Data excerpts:
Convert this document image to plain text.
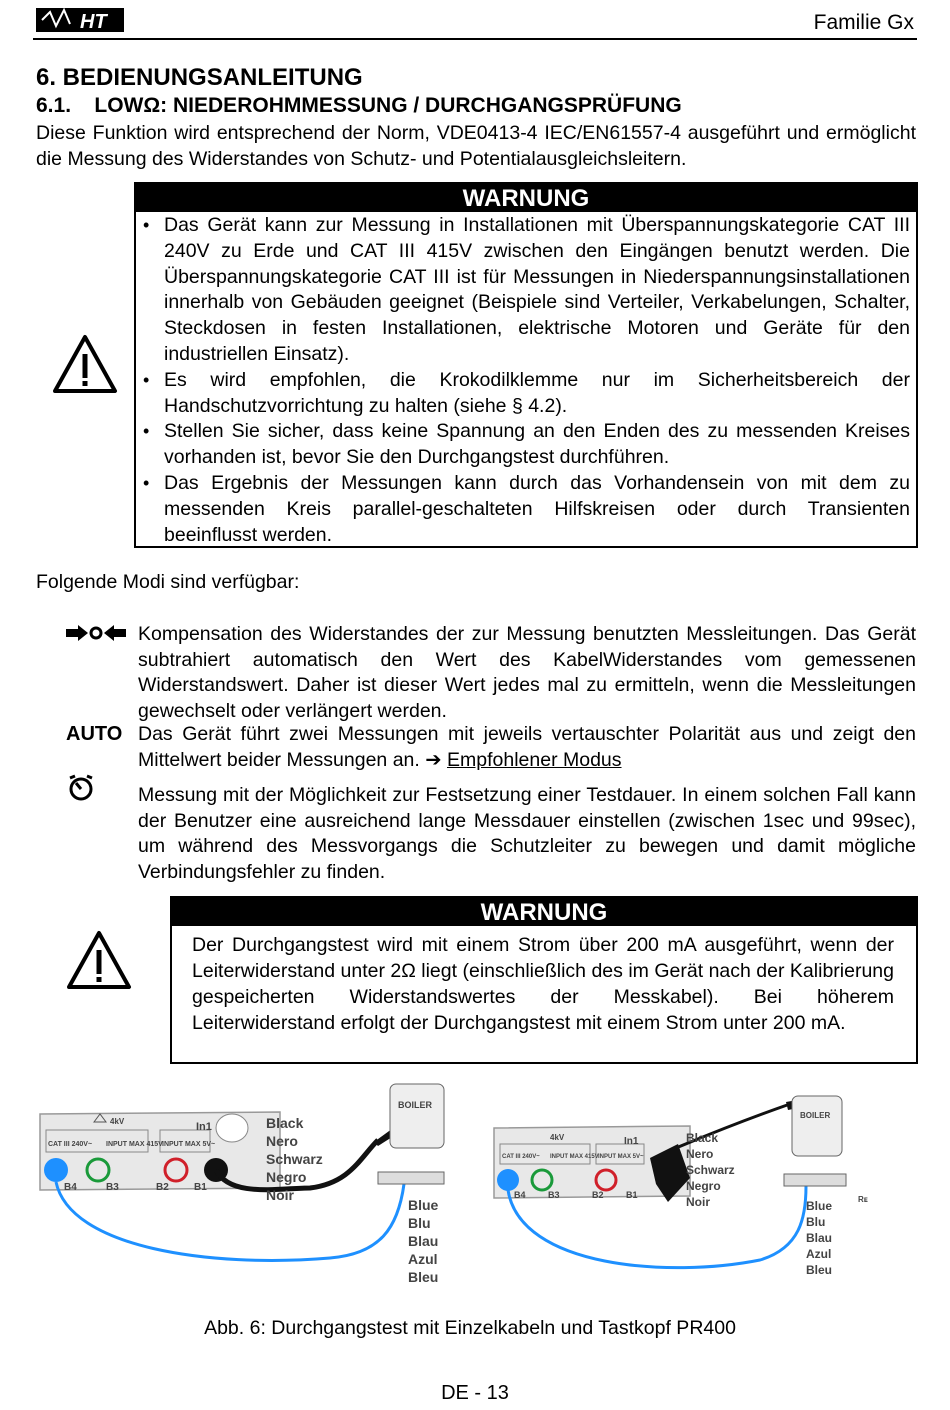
HT	Familie Gx
6. BEDIENUNGSANLEITUNG
6.1.    LOWΩ: NIEDEROHMMESSUNG / DURCHGANGSPRÜFUNG
Diese Funktion wird entsprechend der Norm, VDE0413-4 IEC/EN61557-4 ausgeführt und ermöglicht die Messung des Widerstandes von Schutz- und Potentialausgleichsleitern.
WARNUNG
• Das Gerät kann zur Messung in Installationen mit Überspannungskategorie CAT III 240V zu Erde und CAT III 415V zwischen den Eingängen benutzt werden. Die Überspannungskategorie CAT III ist für Messungen in Niederspannungsinstallationen innerhalb von Gebäuden geeignet (Beispiele sind Verteiler, Verkabelungen, Schalter, Steckdosen in festen Installationen, elektrische Motoren und Geräte für den industriellen Einsatz).
• Es wird empfohlen, die Krokodilklemme nur im Sicherheitsbereich der Handschutzvorrichtung zu halten (siehe § 4.2).
• Stellen Sie sicher, dass keine Spannung an den Enden des zu messenden Kreises vorhanden ist, bevor Sie den Durchgangstest durchführen.
• Das Ergebnis der Messungen kann durch das Vorhandensein von mit dem zu messenden Kreis parallel-geschalteten Hilfskreisen oder durch Transienten beeinflusst werden.
Folgende Modi sind verfügbar:
Kompensation des Widerstandes der zur Messung benutzten Messleitungen. Das Gerät subtrahiert automatisch den Wert des KabelWiderstandes vom gemessenen Widerstandswert. Daher ist dieser Wert jedes mal zu ermitteln, wenn die Messleitungen gewechselt oder verlängert werden.
AUTO Das Gerät führt zwei Messungen mit jeweils vertauschter Polarität aus und zeigt den Mittelwert beider Messungen an. ➔ Empfohlener Modus
Messung mit der Möglichkeit zur Festsetzung einer Testdauer. In einem solchen Fall kann der Benutzer eine ausreichend lange Messdauer einstellen (zwischen 1sec und 99sec), um während des Messvorgangs die Schutzleiter zu bewegen und damit mögliche Verbindungsfehler zu finden.
WARNUNG
Der Durchgangstest wird mit einem Strom über 200 mA ausgeführt, wenn der Leiterwiderstand unter 2Ω liegt (einschließlich des im Gerät nach der Kalibrierung gespeicherten Widerstandswertes der Messkabel). Bei höherem Leiterwiderstand erfolgt der Durchgangstest mit einem Strom unter 200 mA.
4kV
CAT III 240V~ INPUT MAX 415V INPUT MAX 5V~
In1
B4	B3	B2	B1
Black
Nero
Schwarz
Negro
Noir
BOILER
Blue
Blu
Blau
Azul
Bleu
4kV
CAT III 240V~ INPUT MAX 415V INPUT MAX 5V~
In1
B4 B3	B2 B1
Black
Nero
Schwarz
Negro
Noir
BOILER
Rᴇ
Blue
Blu
Blau
Azul
Bleu
Abb. 6: Durchgangstest mit Einzelkabeln und Tastkopf PR400
DE - 13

> Problem requirements:
Pull every line containing the word "einem" out of the material and copy it.

> Answer:
Messung mit der Möglichkeit zur Festsetzung einer Testdauer. In einem solchen Fall kann der Benutzer eine ausreichend lange Messdauer einstellen (zwischen 1sec und 99sec), um während des Messvorgangs die Schutzleiter zu bewegen und damit mögliche Verbindungsfehler zu finden.
Der Durchgangstest wird mit einem Strom über 200 mA ausgeführt, wenn der Leiterwiderstand unter 2Ω liegt (einschließlich des im Gerät nach der Kalibrierung gespeicherten Widerstandswertes der Messkabel). Bei höherem Leiterwiderstand erfolgt der Durchgangstest mit einem Strom unter 200 mA.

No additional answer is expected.